TASK OBJECTIVE
Reply with the count of lines holding "comme", nothing more.

_ _ _ _

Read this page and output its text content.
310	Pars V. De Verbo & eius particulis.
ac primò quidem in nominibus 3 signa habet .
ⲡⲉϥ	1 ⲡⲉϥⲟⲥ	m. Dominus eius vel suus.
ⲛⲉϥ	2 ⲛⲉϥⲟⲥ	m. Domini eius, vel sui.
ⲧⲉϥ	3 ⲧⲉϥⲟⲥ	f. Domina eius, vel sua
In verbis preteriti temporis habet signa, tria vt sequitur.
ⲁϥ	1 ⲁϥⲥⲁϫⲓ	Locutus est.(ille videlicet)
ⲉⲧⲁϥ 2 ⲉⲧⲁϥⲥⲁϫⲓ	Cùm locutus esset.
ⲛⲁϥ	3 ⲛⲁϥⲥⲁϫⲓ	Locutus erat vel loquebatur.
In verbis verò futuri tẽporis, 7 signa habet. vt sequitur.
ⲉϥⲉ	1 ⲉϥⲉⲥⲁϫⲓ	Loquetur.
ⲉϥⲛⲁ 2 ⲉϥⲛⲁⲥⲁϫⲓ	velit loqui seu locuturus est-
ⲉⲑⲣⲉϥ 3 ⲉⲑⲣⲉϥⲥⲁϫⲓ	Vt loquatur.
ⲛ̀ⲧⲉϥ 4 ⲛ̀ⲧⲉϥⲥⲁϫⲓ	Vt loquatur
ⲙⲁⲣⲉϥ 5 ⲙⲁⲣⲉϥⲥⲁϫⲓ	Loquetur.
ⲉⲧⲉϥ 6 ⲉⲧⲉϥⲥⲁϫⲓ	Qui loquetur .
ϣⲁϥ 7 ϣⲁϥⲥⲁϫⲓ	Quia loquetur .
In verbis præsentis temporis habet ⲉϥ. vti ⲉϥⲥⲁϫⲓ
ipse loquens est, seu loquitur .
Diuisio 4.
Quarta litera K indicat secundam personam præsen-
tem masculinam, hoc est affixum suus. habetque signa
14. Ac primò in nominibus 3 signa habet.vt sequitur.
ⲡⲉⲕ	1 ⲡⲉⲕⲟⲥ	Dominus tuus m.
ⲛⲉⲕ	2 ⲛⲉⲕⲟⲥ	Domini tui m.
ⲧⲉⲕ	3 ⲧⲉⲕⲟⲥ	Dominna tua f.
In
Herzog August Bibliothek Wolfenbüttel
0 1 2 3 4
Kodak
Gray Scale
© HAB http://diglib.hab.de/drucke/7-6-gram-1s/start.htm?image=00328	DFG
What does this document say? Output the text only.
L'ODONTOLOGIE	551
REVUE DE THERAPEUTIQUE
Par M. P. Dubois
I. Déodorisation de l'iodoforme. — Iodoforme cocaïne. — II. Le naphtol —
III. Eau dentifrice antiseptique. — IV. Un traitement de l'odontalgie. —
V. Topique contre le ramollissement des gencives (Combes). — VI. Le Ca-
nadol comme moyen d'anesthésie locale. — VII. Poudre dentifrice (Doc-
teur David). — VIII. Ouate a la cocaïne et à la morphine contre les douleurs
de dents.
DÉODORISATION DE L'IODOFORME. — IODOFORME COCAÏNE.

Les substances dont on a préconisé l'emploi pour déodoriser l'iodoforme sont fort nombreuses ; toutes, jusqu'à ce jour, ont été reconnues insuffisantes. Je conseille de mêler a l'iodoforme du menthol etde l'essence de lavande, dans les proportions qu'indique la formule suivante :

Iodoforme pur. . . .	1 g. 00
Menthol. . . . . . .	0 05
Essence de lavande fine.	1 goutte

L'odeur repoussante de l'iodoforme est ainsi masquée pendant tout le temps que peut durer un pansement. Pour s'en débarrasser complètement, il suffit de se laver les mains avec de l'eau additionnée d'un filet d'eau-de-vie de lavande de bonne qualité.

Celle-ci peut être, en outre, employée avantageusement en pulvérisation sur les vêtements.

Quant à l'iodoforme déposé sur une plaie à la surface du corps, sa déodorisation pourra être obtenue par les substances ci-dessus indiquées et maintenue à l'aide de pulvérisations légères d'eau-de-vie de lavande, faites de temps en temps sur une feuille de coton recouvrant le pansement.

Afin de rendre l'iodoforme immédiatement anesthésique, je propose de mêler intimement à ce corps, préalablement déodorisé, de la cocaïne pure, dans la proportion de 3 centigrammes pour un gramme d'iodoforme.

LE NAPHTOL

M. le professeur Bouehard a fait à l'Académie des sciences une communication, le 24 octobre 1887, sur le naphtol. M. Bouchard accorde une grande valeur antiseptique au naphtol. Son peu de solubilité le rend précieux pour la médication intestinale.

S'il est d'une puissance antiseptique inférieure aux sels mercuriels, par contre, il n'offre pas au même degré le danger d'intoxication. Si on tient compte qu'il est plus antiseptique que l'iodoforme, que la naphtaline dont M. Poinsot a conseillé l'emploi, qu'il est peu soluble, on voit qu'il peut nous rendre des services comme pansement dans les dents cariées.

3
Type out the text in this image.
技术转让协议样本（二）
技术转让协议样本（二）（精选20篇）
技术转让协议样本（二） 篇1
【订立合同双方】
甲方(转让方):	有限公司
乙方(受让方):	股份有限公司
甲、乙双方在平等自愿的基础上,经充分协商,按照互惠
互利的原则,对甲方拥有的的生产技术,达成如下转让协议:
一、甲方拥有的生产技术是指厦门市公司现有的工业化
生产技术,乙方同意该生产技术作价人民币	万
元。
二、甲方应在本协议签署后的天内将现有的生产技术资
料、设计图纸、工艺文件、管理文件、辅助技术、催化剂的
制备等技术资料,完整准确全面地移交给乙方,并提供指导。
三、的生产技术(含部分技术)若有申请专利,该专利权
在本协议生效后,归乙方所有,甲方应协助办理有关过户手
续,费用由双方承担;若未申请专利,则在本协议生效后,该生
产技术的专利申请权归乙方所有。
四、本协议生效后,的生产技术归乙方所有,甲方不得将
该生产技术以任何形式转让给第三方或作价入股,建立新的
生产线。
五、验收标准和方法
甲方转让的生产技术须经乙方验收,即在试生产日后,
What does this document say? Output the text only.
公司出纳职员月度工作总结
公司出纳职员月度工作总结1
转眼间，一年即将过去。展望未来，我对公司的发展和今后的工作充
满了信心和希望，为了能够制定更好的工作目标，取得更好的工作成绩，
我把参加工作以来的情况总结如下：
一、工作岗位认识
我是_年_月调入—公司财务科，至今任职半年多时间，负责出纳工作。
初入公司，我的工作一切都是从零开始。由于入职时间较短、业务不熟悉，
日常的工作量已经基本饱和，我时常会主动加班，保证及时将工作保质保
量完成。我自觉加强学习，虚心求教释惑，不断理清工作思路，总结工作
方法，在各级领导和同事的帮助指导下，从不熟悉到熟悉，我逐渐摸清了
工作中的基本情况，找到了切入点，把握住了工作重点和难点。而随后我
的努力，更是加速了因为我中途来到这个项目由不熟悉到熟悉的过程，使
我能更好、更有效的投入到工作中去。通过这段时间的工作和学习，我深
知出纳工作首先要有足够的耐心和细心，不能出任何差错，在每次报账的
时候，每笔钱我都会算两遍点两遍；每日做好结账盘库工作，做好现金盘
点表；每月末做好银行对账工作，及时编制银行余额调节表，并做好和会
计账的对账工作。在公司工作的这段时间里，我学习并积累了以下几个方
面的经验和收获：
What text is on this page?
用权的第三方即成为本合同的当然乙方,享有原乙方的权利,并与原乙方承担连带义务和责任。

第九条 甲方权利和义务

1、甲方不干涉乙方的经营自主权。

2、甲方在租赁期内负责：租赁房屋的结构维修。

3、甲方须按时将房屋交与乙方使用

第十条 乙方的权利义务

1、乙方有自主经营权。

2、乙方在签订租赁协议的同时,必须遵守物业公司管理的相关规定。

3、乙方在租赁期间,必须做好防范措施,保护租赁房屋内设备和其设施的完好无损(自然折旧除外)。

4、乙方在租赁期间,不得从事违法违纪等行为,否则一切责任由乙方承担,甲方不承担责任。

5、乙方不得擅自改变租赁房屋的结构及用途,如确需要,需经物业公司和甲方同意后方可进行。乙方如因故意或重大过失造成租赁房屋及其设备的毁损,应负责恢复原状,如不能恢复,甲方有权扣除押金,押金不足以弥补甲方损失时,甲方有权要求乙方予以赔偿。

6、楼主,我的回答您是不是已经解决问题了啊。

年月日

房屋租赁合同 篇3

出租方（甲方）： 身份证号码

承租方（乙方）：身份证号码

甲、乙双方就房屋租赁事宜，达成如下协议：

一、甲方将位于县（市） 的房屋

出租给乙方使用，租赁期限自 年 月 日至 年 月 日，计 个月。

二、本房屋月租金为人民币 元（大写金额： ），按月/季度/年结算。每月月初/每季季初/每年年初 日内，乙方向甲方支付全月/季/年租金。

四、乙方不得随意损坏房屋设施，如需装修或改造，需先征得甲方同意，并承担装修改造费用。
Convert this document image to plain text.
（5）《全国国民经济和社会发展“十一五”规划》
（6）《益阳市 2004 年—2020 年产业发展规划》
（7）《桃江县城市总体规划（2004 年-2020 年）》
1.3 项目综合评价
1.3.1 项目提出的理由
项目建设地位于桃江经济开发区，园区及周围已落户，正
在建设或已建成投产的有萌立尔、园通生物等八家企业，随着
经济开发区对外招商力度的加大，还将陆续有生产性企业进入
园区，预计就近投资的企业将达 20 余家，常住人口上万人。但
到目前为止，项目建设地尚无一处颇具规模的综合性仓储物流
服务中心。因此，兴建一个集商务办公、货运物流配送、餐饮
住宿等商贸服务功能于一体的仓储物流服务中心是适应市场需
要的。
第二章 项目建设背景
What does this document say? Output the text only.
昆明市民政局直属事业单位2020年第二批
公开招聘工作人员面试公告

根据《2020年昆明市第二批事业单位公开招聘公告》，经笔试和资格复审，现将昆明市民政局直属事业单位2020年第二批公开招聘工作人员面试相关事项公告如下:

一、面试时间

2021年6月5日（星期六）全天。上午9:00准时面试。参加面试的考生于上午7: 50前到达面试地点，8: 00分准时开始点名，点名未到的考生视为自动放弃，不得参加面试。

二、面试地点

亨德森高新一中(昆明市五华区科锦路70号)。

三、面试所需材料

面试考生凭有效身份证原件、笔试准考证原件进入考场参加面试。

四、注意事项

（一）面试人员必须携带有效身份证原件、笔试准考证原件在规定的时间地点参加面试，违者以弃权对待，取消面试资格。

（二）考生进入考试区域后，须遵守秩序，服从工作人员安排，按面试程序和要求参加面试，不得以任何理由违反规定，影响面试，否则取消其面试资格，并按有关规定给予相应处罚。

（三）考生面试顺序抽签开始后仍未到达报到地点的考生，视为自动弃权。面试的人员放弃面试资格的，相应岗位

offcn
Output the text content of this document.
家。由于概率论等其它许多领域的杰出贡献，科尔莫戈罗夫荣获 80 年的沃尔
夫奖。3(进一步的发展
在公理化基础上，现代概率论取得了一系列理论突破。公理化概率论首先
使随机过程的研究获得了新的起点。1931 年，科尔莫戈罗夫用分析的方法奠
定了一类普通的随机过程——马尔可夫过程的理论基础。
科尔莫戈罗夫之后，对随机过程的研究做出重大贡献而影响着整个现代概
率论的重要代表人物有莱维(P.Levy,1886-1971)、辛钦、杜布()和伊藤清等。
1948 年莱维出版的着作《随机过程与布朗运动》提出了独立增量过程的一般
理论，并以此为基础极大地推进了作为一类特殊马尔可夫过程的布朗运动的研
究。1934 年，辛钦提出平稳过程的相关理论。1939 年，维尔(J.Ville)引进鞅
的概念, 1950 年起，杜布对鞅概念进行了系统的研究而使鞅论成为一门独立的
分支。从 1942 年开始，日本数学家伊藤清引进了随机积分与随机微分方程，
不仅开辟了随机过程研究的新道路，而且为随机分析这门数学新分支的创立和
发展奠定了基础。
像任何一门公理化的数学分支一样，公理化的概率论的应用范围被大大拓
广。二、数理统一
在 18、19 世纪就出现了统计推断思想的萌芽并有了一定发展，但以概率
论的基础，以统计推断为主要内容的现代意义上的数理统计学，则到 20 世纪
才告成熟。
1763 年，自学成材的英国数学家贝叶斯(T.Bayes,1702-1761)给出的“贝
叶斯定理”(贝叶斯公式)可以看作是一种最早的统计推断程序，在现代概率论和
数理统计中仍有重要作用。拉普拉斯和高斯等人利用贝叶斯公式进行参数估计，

_ _ _ _

WORKED SOLUTION
2